======== Passage to read

Paris Hilton Released: What Should She Do? (Tell Me)
Paris the Thought:It all starts anew this week. With Ms. Hilton leaving jail, email me with suggestions on how she might effectively rebrand herself. Seeking big money from networks has backfired--especially since she doesn't actually need money. Perhaps she should have said the dough would be donated to programs that help inmates.
Yes, it's easy to crack wise (and feel free to!), but, seriously, what should she do now? There's a CNBC coffee mug in it for the most thoughtful reply.
THE PLACE TO PLAY THE GOLF
Barclays has renamed its “Barclays Classic” golf tournament “The Barclays.” Like it’s the Berkshires or the Hamptons or something. The new name kicks off the first stop on the new PGA TOUR FedExCup playoffs. No reason is given for the name change. Maybe the global financial giant no longer likes the sound of the “Barclays Classic,” because that sounds…dated, like saying “FedEx Cup,” instead of “FedExCup.” IDon’tGetIt. ButThat’sTheWayItIs. Not only is the tournament being rechristened, they’re also coming up with a summer-long television show called, “The Road to The Barclays.” Maybe this is the new way of saying (the) things. Like, “The Road to The Perdition.” Or, “the road to the nowhere.”

================
======== Extracted records

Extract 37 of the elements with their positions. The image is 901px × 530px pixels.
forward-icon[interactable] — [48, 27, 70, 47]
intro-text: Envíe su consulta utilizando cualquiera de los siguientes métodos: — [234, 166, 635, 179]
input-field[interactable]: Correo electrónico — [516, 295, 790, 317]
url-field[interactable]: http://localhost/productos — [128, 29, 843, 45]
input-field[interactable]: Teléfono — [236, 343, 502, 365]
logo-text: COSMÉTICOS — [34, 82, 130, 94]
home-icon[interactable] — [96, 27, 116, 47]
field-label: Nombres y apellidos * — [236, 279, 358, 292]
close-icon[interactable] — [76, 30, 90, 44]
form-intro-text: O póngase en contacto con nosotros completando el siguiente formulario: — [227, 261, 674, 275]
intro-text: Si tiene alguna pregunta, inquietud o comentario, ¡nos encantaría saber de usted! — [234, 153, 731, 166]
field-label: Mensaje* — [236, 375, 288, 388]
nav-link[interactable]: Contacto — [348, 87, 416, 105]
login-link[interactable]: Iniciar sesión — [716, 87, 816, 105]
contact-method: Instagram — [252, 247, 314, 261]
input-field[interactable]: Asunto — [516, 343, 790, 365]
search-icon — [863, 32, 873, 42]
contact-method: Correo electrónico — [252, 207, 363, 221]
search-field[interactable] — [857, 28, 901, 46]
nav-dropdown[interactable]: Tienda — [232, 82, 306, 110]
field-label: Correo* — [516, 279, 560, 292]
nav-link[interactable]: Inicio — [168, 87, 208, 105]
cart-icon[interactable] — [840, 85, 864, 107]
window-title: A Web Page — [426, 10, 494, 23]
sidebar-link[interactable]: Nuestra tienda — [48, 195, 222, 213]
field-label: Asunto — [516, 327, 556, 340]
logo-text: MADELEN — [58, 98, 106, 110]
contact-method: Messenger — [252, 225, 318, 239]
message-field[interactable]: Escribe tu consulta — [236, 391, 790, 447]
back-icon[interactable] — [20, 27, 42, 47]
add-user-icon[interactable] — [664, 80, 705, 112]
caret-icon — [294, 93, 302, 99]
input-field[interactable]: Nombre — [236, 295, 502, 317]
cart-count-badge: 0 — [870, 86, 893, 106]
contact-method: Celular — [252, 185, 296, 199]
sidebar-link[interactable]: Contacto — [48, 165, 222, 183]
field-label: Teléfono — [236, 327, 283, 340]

================

» Brief A: In the blog post, what new name has Barclays given its "Barclays Classic" golf tournament?
» Brief B: Set down the blog post's text verbatim, starting at "Paris the Thought:It" and ending at "most thoughtful reply.".

» Answer section A: "The Barclays."

» Answer section B:
Paris the Thought:It all starts anew this week. With Ms. Hilton leaving jail, email me with suggestions on how she might effectively rebrand herself. Seeking big money from networks has backfired--especially since she doesn't actually need money. Perhaps she should have said the dough would be donated to programs that help inmates.
Yes, it's easy to crack wise (and feel free to!), but, seriously, what should she do now? There's a CNBC coffee mug in it for the most thoughtful reply.